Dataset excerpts
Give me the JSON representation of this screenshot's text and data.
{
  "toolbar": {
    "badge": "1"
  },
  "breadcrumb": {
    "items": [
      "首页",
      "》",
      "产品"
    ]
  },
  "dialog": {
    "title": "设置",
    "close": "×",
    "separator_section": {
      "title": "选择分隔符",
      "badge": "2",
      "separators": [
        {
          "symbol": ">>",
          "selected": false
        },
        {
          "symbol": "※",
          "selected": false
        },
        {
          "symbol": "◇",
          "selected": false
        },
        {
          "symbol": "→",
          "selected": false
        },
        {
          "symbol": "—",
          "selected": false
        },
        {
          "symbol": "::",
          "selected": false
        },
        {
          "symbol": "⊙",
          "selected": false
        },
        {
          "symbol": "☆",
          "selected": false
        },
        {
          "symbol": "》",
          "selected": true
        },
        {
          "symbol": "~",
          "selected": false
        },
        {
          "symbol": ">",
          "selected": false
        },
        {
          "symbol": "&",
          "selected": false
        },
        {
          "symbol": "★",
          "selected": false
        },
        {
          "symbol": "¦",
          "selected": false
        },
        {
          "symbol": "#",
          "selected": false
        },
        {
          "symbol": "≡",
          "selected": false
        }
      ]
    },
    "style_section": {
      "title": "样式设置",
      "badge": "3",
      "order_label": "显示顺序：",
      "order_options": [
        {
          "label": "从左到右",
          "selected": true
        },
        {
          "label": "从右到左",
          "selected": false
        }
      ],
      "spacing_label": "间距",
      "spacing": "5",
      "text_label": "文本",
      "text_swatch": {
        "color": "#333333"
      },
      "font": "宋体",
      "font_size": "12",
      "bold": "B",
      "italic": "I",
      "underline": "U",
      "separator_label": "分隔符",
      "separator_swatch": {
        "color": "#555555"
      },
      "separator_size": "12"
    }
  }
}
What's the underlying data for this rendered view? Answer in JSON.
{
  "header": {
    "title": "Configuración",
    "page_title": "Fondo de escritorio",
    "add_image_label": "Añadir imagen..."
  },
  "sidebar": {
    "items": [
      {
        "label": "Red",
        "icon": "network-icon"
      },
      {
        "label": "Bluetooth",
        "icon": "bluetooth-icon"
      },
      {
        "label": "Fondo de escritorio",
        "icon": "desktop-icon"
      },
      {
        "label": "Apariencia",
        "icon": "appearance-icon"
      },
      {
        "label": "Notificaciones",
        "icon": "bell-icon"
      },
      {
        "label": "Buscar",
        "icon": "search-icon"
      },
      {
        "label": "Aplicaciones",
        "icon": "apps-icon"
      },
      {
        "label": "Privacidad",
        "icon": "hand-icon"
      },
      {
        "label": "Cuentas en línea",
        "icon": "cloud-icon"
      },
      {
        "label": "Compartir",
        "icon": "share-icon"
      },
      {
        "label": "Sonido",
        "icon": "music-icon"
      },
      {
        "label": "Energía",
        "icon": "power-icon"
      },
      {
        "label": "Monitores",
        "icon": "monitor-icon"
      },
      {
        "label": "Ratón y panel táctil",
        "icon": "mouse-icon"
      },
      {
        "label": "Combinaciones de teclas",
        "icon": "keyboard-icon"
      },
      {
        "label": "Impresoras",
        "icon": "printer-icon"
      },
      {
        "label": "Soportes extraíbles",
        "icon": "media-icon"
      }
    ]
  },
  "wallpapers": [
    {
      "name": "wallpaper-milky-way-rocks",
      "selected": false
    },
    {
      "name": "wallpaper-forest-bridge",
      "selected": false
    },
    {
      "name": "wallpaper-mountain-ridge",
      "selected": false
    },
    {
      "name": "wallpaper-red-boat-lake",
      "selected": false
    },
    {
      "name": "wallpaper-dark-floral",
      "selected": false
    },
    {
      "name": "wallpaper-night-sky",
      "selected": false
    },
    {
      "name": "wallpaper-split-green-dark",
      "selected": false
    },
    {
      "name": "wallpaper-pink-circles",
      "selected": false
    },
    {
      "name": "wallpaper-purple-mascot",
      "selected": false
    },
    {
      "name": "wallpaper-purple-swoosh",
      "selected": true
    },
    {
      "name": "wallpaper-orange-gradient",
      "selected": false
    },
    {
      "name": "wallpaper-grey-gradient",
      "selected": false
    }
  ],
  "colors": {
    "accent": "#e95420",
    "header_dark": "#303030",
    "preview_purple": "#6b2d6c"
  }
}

(GIVEN PROBLEM)
Write the data back out verbatim.

(OUTPUT)
Give me the JSON representation of this screenshot's text and data.
{
  "toolbar": {
    "badge": "1"
  },
  "breadcrumb": {
    "items": [
      "首页",
      "》",
      "产品"
    ]
  },
  "dialog": {
    "title": "设置",
    "close": "×",
    "separator_section": {
      "title": "选择分隔符",
      "badge": "2",
      "separators": [
        {
          "symbol": ">>",
          "selected": false
        },
        {
          "symbol": "※",
          "selected": false
        },
        {
          "symbol": "◇",
          "selected": false
        },
        {
          "symbol": "→",
          "selected": false
        },
        {
          "symbol": "—",
          "selected": false
        },
        {
          "symbol": "::",
          "selected": false
        },
        {
          "symbol": "⊙",
          "selected": false
        },
        {
          "symbol": "☆",
          "selected": false
        },
        {
          "symbol": "》",
          "selected": true
        },
        {
          "symbol": "~",
          "selected": false
        },
        {
          "symbol": ">",
          "selected": false
        },
        {
          "symbol": "&",
          "selected": false
        },
        {
          "symbol": "★",
          "selected": false
        },
        {
          "symbol": "¦",
          "selected": false
        },
        {
          "symbol": "#",
          "selected": false
        },
        {
          "symbol": "≡",
          "selected": false
        }
      ]
    },
    "style_section": {
      "title": "样式设置",
      "badge": "3",
      "order_label": "显示顺序：",
      "order_options": [
        {
          "label": "从左到右",
          "selected": true
        },
        {
          "label": "从右到左",
          "selected": false
        }
      ],
      "spacing_label": "间距",
      "spacing": "5",
      "text_label": "文本",
      "text_swatch": {
        "color": "#333333"
      },
      "font": "宋体",
      "font_size": "12",
      "bold": "B",
      "italic": "I",
      "underline": "U",
      "separator_label": "分隔符",
      "separator_swatch": {
        "color": "#555555"
      },
      "separator_size": "12"
    }
  }
}
What's the underlying data for this rendered view? Answer in JSON.
{
  "header": {
    "title": "Configuración",
    "page_title": "Fondo de escritorio",
    "add_image_label": "Añadir imagen..."
  },
  "sidebar": {
    "items": [
      {
        "label": "Red",
        "icon": "network-icon"
      },
      {
        "label": "Bluetooth",
        "icon": "bluetooth-icon"
      },
      {
        "label": "Fondo de escritorio",
        "icon": "desktop-icon"
      },
      {
        "label": "Apariencia",
        "icon": "appearance-icon"
      },
      {
        "label": "Notificaciones",
        "icon": "bell-icon"
      },
      {
        "label": "Buscar",
        "icon": "search-icon"
      },
      {
        "label": "Aplicaciones",
        "icon": "apps-icon"
      },
      {
        "label": "Privacidad",
        "icon": "hand-icon"
      },
      {
        "label": "Cuentas en línea",
        "icon": "cloud-icon"
      },
      {
        "label": "Compartir",
        "icon": "share-icon"
      },
      {
        "label": "Sonido",
        "icon": "music-icon"
      },
      {
        "label": "Energía",
        "icon": "power-icon"
      },
      {
        "label": "Monitores",
        "icon": "monitor-icon"
      },
      {
        "label": "Ratón y panel táctil",
        "icon": "mouse-icon"
      },
      {
        "label": "Combinaciones de teclas",
        "icon": "keyboard-icon"
      },
      {
        "label": "Impresoras",
        "icon": "printer-icon"
      },
      {
        "label": "Soportes extraíbles",
        "icon": "media-icon"
      }
    ]
  },
  "wallpapers": [
    {
      "name": "wallpaper-milky-way-rocks",
      "selected": false
    },
    {
      "name": "wallpaper-forest-bridge",
      "selected": false
    },
    {
      "name": "wallpaper-mountain-ridge",
      "selected": false
    },
    {
      "name": "wallpaper-red-boat-lake",
      "selected": false
    },
    {
      "name": "wallpaper-dark-floral",
      "selected": false
    },
    {
      "name": "wallpaper-night-sky",
      "selected": false
    },
    {
      "name": "wallpaper-split-green-dark",
      "selected": false
    },
    {
      "name": "wallpaper-pink-circles",
      "selected": false
    },
    {
      "name": "wallpaper-purple-mascot",
      "selected": false
    },
    {
      "name": "wallpaper-purple-swoosh",
      "selected": true
    },
    {
      "name": "wallpaper-orange-gradient",
      "selected": false
    },
    {
      "name": "wallpaper-grey-gradient",
      "selected": false
    }
  ],
  "colors": {
    "accent": "#e95420",
    "header_dark": "#303030",
    "preview_purple": "#6b2d6c"
  }
}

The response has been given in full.